Job
Extract every line below, verbatim.

━━ Data shown

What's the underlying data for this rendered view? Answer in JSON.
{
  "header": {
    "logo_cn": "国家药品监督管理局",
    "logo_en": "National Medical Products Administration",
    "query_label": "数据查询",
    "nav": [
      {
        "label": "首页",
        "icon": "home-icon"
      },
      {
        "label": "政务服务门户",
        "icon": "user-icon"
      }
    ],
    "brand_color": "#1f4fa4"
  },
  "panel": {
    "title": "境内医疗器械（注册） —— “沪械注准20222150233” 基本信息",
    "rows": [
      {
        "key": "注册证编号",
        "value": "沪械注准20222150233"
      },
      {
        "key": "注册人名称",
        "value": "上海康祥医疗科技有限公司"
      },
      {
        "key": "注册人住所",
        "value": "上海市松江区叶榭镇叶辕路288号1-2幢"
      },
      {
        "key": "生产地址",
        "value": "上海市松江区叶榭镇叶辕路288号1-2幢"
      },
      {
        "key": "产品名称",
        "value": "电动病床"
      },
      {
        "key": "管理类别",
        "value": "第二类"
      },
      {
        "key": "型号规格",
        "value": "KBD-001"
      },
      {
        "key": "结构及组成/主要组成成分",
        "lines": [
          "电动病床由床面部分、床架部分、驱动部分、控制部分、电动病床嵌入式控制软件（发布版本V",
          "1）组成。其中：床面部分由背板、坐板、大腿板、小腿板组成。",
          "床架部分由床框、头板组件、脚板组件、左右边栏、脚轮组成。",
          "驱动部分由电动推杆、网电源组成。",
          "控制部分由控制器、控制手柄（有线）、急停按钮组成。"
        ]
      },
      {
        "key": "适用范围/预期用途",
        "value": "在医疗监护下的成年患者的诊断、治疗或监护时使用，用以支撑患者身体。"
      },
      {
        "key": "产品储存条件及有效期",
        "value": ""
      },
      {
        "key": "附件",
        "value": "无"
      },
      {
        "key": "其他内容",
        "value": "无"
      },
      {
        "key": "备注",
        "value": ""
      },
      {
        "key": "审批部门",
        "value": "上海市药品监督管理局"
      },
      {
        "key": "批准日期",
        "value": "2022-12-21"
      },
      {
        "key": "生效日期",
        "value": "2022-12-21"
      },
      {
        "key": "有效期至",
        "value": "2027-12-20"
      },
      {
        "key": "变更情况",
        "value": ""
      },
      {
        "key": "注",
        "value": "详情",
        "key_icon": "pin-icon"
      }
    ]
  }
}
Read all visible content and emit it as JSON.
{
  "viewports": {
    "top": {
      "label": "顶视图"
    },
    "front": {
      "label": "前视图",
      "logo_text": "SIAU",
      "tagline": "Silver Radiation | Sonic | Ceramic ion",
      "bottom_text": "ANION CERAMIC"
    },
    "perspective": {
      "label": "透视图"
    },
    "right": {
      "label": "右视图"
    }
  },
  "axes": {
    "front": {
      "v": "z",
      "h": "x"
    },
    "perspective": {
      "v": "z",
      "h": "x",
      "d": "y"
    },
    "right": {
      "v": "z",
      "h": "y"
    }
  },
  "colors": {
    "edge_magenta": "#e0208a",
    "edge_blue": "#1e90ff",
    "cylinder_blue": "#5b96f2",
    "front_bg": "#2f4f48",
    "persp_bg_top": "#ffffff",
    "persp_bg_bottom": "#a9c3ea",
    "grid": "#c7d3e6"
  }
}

━━━━

Solution to this problem
What's the underlying data for this rendered view? Answer in JSON.
{
  "header": {
    "logo_cn": "国家药品监督管理局",
    "logo_en": "National Medical Products Administration",
    "query_label": "数据查询",
    "nav": [
      {
        "label": "首页",
        "icon": "home-icon"
      },
      {
        "label": "政务服务门户",
        "icon": "user-icon"
      }
    ],
    "brand_color": "#1f4fa4"
  },
  "panel": {
    "title": "境内医疗器械（注册） —— “沪械注准20222150233” 基本信息",
    "rows": [
      {
        "key": "注册证编号",
        "value": "沪械注准20222150233"
      },
      {
        "key": "注册人名称",
        "value": "上海康祥医疗科技有限公司"
      },
      {
        "key": "注册人住所",
        "value": "上海市松江区叶榭镇叶辕路288号1-2幢"
      },
      {
        "key": "生产地址",
        "value": "上海市松江区叶榭镇叶辕路288号1-2幢"
      },
      {
        "key": "产品名称",
        "value": "电动病床"
      },
      {
        "key": "管理类别",
        "value": "第二类"
      },
      {
        "key": "型号规格",
        "value": "KBD-001"
      },
      {
        "key": "结构及组成/主要组成成分",
        "lines": [
          "电动病床由床面部分、床架部分、驱动部分、控制部分、电动病床嵌入式控制软件（发布版本V",
          "1）组成。其中：床面部分由背板、坐板、大腿板、小腿板组成。",
          "床架部分由床框、头板组件、脚板组件、左右边栏、脚轮组成。",
          "驱动部分由电动推杆、网电源组成。",
          "控制部分由控制器、控制手柄（有线）、急停按钮组成。"
        ]
      },
      {
        "key": "适用范围/预期用途",
        "value": "在医疗监护下的成年患者的诊断、治疗或监护时使用，用以支撑患者身体。"
      },
      {
        "key": "产品储存条件及有效期",
        "value": ""
      },
      {
        "key": "附件",
        "value": "无"
      },
      {
        "key": "其他内容",
        "value": "无"
      },
      {
        "key": "备注",
        "value": ""
      },
      {
        "key": "审批部门",
        "value": "上海市药品监督管理局"
      },
      {
        "key": "批准日期",
        "value": "2022-12-21"
      },
      {
        "key": "生效日期",
        "value": "2022-12-21"
      },
      {
        "key": "有效期至",
        "value": "2027-12-20"
      },
      {
        "key": "变更情况",
        "value": ""
      },
      {
        "key": "注",
        "value": "详情",
        "key_icon": "pin-icon"
      }
    ]
  }
}
Read all visible content and emit it as JSON.
{
  "viewports": {
    "top": {
      "label": "顶视图"
    },
    "front": {
      "label": "前视图",
      "logo_text": "SIAU",
      "tagline": "Silver Radiation | Sonic | Ceramic ion",
      "bottom_text": "ANION CERAMIC"
    },
    "perspective": {
      "label": "透视图"
    },
    "right": {
      "label": "右视图"
    }
  },
  "axes": {
    "front": {
      "v": "z",
      "h": "x"
    },
    "perspective": {
      "v": "z",
      "h": "x",
      "d": "y"
    },
    "right": {
      "v": "z",
      "h": "y"
    }
  },
  "colors": {
    "edge_magenta": "#e0208a",
    "edge_blue": "#1e90ff",
    "cylinder_blue": "#5b96f2",
    "front_bg": "#2f4f48",
    "persp_bg_top": "#ffffff",
    "persp_bg_bottom": "#a9c3ea",
    "grid": "#c7d3e6"
  }
}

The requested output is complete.